_PASSAGE PROVIDED_
--- --- ---

Black Dahlia1147 Black Dahlia1147 - 2 months ago 20
C Question

C loop optimization help for final assignment

So for my final assignment in my Computer Systems class, we need to optimize these forloops to be faster than the original. The basic grade is under 7 seconds and the full grade is under 5 seconds with our linux server. This code that I have right here gets about 5.6 seconds. I am thinking I may need to use pointers with this in some way to get it to go faster but I'm not really sure. Could anyone offer any tips or options that I have? Thank you so much!

QUICKEDIT: The file must remain 50 lines or less and I am ignoring those commented lines the instructor has included.

#include <stdio.h>
#include <stdlib.h>

// You are only allowed to make changes to this code as specified by the comments in it.

// The code you submit must have these two values.
#define N_TIMES 600000
#define ARRAY_SIZE 10000

int main(void)

--- --- ---

[Items from a dataset]
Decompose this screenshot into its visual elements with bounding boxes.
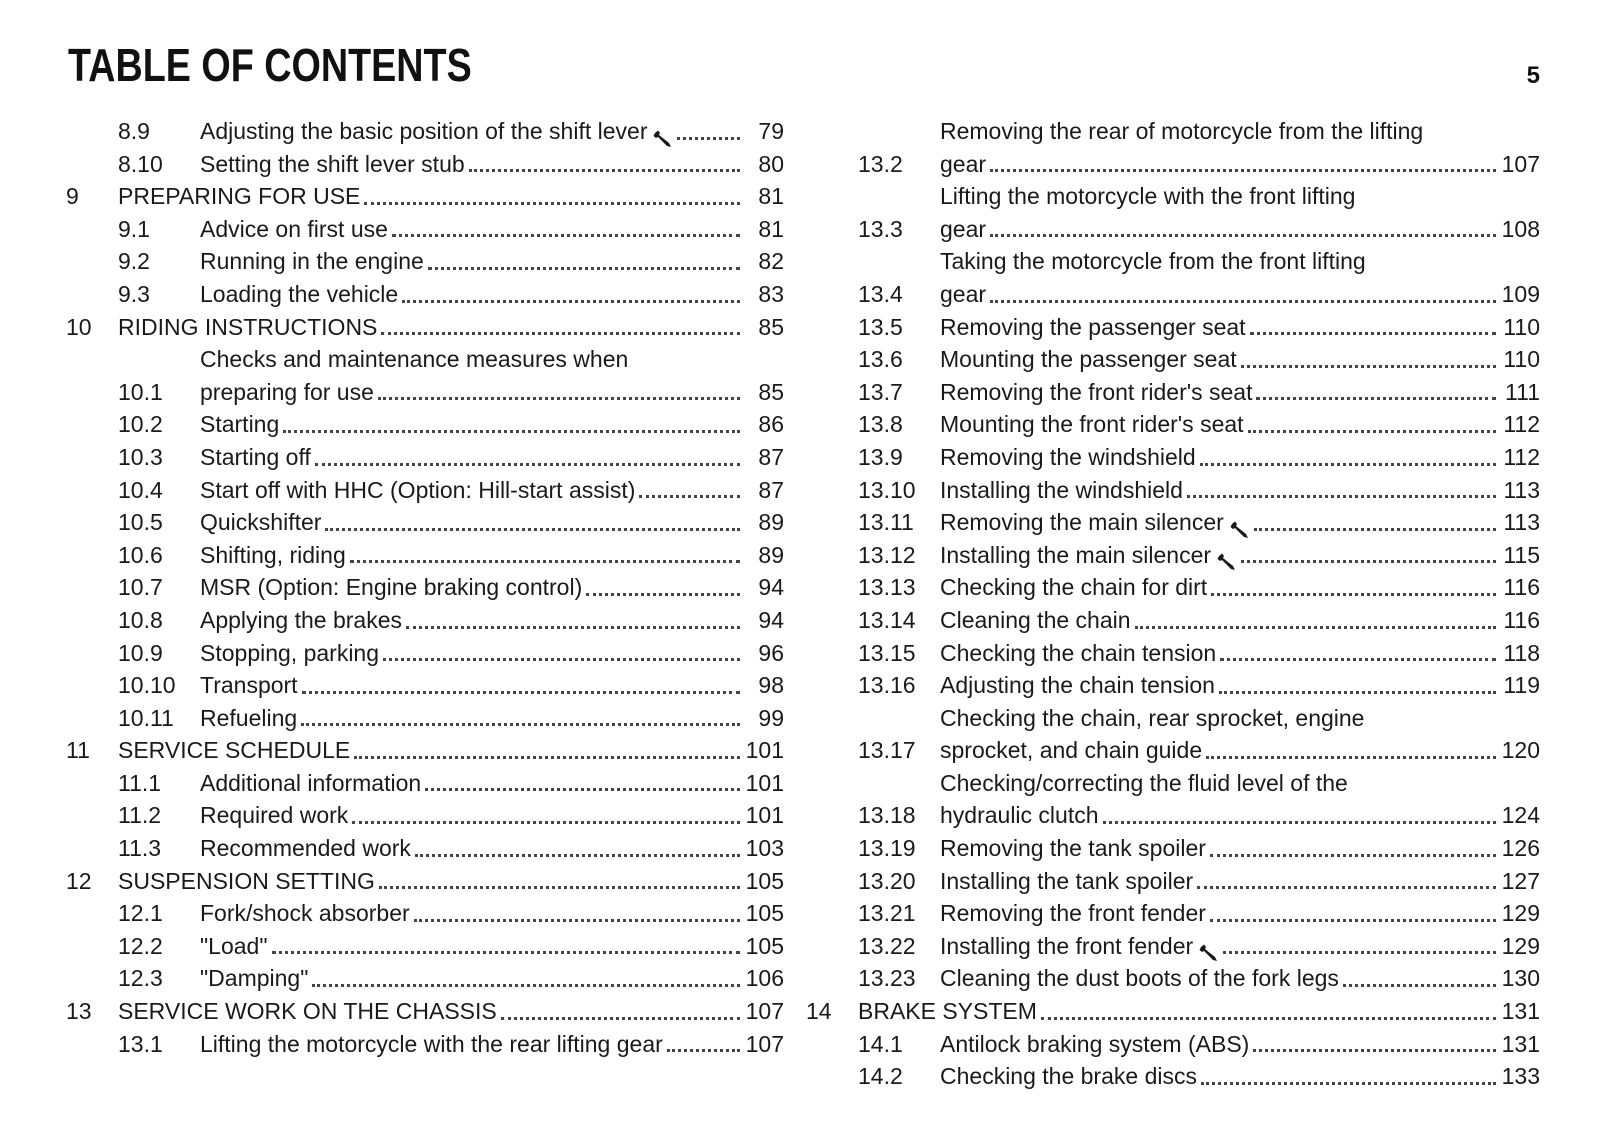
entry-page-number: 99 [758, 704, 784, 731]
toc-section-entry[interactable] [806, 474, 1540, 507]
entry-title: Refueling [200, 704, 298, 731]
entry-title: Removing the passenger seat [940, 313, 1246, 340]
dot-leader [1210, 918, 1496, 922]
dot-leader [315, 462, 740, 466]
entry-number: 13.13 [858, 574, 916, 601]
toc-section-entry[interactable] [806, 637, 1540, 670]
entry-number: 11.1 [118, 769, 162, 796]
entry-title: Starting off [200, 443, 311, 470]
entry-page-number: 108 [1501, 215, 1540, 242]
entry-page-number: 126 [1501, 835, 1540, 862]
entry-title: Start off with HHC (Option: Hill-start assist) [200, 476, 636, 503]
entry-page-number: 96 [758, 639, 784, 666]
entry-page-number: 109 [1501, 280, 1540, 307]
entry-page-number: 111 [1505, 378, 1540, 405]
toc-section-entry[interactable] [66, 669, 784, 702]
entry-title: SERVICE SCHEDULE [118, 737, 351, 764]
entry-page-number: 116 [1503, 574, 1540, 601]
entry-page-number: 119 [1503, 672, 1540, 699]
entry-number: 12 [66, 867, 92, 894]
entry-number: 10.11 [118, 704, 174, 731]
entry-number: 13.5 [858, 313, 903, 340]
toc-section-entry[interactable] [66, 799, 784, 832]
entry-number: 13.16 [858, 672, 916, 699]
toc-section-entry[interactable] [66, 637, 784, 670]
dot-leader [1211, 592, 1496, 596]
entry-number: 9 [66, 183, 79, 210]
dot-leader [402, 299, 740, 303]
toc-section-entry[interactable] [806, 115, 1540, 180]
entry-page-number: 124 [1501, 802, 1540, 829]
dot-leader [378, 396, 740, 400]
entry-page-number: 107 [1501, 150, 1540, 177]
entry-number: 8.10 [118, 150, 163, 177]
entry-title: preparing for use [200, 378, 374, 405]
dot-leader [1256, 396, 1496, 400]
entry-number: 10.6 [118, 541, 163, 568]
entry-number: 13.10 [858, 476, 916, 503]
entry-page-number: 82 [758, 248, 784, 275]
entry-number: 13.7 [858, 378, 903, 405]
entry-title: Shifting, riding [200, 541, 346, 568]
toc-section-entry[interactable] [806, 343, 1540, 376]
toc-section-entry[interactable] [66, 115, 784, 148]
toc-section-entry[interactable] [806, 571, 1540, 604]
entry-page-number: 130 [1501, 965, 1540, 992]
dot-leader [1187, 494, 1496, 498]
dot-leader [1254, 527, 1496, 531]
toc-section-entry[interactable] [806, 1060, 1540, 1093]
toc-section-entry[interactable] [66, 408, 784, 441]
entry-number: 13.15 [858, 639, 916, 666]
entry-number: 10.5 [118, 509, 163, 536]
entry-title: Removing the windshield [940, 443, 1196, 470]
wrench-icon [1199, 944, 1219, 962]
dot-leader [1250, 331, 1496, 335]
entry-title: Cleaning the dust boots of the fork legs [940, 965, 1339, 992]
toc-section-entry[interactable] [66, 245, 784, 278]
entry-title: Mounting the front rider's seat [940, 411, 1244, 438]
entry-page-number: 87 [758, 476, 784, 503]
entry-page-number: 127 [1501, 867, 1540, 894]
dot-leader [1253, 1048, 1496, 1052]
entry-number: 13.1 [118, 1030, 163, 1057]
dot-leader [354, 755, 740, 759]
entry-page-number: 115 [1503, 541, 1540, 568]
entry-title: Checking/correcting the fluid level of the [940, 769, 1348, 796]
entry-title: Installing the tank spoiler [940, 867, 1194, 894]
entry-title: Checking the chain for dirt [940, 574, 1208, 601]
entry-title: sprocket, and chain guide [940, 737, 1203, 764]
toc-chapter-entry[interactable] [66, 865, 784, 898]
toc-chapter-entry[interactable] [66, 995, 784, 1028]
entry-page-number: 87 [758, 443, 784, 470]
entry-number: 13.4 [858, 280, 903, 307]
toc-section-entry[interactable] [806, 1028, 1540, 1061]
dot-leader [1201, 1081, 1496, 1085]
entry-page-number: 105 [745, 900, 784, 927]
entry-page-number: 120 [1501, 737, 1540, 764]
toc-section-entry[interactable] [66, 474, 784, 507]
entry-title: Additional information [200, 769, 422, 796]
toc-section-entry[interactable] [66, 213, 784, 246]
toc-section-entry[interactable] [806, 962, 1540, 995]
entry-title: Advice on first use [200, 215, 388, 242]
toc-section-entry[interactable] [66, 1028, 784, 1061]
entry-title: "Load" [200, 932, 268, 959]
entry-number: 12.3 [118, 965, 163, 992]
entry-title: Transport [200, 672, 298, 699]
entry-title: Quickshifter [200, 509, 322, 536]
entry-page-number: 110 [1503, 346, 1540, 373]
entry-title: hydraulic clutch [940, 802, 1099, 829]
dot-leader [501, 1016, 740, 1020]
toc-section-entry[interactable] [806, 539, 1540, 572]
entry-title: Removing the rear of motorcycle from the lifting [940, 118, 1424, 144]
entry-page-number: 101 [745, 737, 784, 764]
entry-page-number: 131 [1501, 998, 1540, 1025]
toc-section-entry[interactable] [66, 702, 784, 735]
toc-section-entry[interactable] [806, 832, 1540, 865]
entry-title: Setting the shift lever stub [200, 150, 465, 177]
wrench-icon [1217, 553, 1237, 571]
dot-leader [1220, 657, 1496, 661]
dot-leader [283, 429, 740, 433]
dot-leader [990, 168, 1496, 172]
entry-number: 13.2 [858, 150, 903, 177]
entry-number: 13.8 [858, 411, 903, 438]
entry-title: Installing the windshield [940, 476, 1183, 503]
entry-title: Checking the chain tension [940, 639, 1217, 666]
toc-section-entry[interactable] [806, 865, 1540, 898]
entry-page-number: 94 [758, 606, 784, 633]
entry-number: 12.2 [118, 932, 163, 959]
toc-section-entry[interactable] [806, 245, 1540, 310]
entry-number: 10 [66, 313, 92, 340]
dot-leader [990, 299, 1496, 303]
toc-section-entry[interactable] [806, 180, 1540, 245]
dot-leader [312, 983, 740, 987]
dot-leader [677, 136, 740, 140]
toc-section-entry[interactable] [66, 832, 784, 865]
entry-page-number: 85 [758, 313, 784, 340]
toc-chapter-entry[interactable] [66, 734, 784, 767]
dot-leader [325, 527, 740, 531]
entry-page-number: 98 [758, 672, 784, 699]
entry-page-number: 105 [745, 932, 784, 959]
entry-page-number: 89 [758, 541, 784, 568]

--- --- ---

_DESCRIPTION OF THE TASK_
Return the stretch of the C loop optimization thread between "QUICKEDIT: The file" and "comments in it.", inclusive, copied word for word. The records have nothing to do with this.

_COMPLETE OUTPUT_
QUICKEDIT: The file must remain 50 lines or less and I am ignoring those commented lines the instructor has included.

#include <stdio.h>
#include <stdlib.h>

// You are only allowed to make changes to this code as specified by the comments in it.